[Figure data in JSON]
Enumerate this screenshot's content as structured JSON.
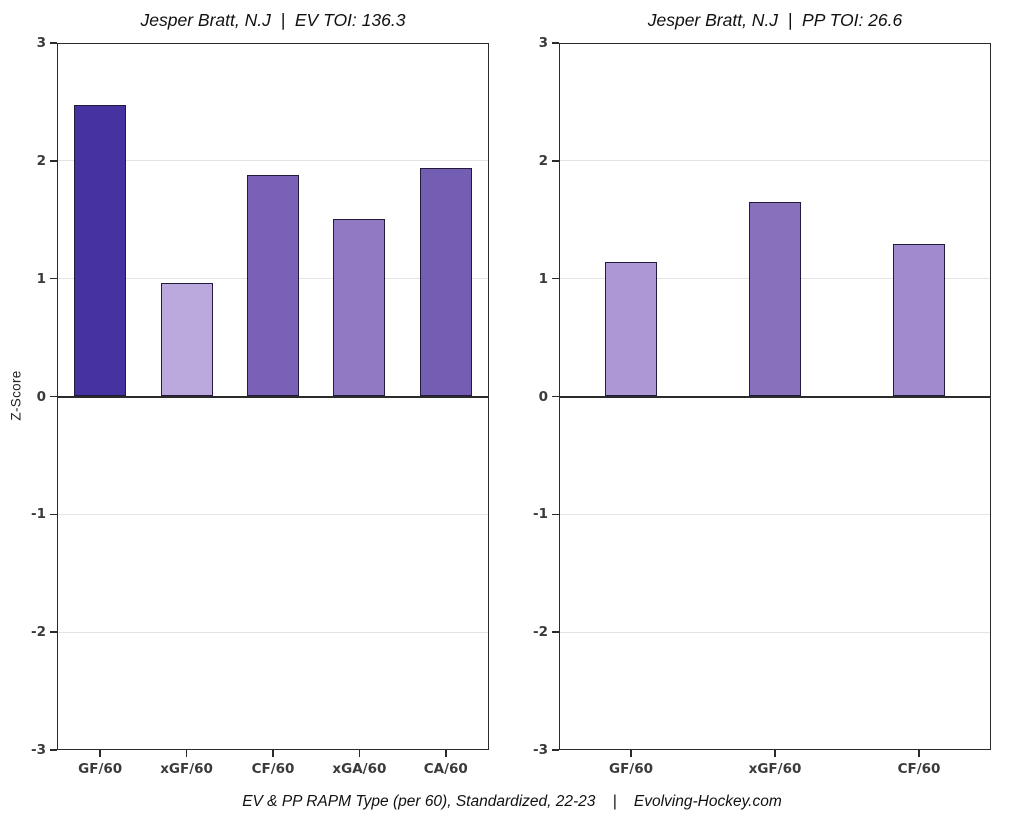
{
  "figure": {
    "caption": "EV & PP RAPM Type (per 60), Standardized, 22-23    |    Evolving-Hockey.com"
  },
  "chart_data": [
    {
      "type": "bar",
      "title": "Jesper Bratt, N.J  |  EV TOI: 136.3",
      "ylabel": "Z-Score",
      "xlabel": "",
      "ylim": [
        -3,
        3
      ],
      "yticks": [
        3,
        2,
        1,
        0,
        -1,
        -2,
        -3
      ],
      "gridlines": [
        2,
        1,
        -1,
        -2
      ],
      "grid": "horizontal-major",
      "legend_position": "none",
      "categories": [
        "GF/60",
        "xGF/60",
        "CF/60",
        "xGA/60",
        "CA/60"
      ],
      "values": [
        2.47,
        0.96,
        1.88,
        1.51,
        1.94
      ],
      "bar_colors": [
        "#4632a1",
        "#bba8dd",
        "#7b60b8",
        "#9179c4",
        "#745eb4"
      ],
      "bar_edge_color": "#221c3a"
    },
    {
      "type": "bar",
      "title": "Jesper Bratt, N.J  |  PP TOI: 26.6",
      "ylabel": "",
      "xlabel": "",
      "ylim": [
        -3,
        3
      ],
      "yticks": [
        3,
        2,
        1,
        0,
        -1,
        -2,
        -3
      ],
      "gridlines": [
        2,
        1,
        -1,
        -2
      ],
      "grid": "horizontal-major",
      "legend_position": "none",
      "categories": [
        "GF/60",
        "xGF/60",
        "CF/60"
      ],
      "values": [
        1.14,
        1.65,
        1.29
      ],
      "bar_colors": [
        "#ad97d4",
        "#8870bd",
        "#a28ace"
      ],
      "bar_edge_color": "#221c3a"
    }
  ]
}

◆ THE EXERCISE
Extract from the data every line where "Bratt" shows up.

◆ REPLY TO THE EXERCISE
      "title": "Jesper Bratt, N.J  |  EV TOI: 136.3",
      "title": "Jesper Bratt, N.J  |  PP TOI: 26.6",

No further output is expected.